# [PROBLEM]
Repeat, exactly and completely, the entries shown underneath.

======== SUPPLIED ENTRIES

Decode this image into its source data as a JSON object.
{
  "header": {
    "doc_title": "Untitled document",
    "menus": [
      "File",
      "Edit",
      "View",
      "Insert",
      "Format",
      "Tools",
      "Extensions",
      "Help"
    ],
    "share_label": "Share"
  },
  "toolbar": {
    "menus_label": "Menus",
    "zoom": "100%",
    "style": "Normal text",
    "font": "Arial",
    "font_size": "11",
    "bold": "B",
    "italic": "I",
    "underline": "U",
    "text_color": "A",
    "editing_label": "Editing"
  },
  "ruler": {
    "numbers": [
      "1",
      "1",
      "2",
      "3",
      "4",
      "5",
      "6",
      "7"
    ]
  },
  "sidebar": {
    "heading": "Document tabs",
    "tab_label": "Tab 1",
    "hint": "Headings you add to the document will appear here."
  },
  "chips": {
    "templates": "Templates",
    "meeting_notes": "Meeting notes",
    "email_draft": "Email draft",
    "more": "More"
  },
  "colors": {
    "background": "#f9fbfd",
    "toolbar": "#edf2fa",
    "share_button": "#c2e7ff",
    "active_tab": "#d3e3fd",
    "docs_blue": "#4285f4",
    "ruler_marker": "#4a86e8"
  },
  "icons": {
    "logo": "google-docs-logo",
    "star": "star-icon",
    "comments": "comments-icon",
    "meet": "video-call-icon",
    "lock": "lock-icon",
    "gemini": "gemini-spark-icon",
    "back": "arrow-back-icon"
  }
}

================

# [EXERCISE RESPONSE]
Decode this image into its source data as a JSON object.
{
  "header": {
    "doc_title": "Untitled document",
    "menus": [
      "File",
      "Edit",
      "View",
      "Insert",
      "Format",
      "Tools",
      "Extensions",
      "Help"
    ],
    "share_label": "Share"
  },
  "toolbar": {
    "menus_label": "Menus",
    "zoom": "100%",
    "style": "Normal text",
    "font": "Arial",
    "font_size": "11",
    "bold": "B",
    "italic": "I",
    "underline": "U",
    "text_color": "A",
    "editing_label": "Editing"
  },
  "ruler": {
    "numbers": [
      "1",
      "1",
      "2",
      "3",
      "4",
      "5",
      "6",
      "7"
    ]
  },
  "sidebar": {
    "heading": "Document tabs",
    "tab_label": "Tab 1",
    "hint": "Headings you add to the document will appear here."
  },
  "chips": {
    "templates": "Templates",
    "meeting_notes": "Meeting notes",
    "email_draft": "Email draft",
    "more": "More"
  },
  "colors": {
    "background": "#f9fbfd",
    "toolbar": "#edf2fa",
    "share_button": "#c2e7ff",
    "active_tab": "#d3e3fd",
    "docs_blue": "#4285f4",
    "ruler_marker": "#4a86e8"
  },
  "icons": {
    "logo": "google-docs-logo",
    "star": "star-icon",
    "comments": "comments-icon",
    "meet": "video-call-icon",
    "lock": "lock-icon",
    "gemini": "gemini-spark-icon",
    "back": "arrow-back-icon"
  }
}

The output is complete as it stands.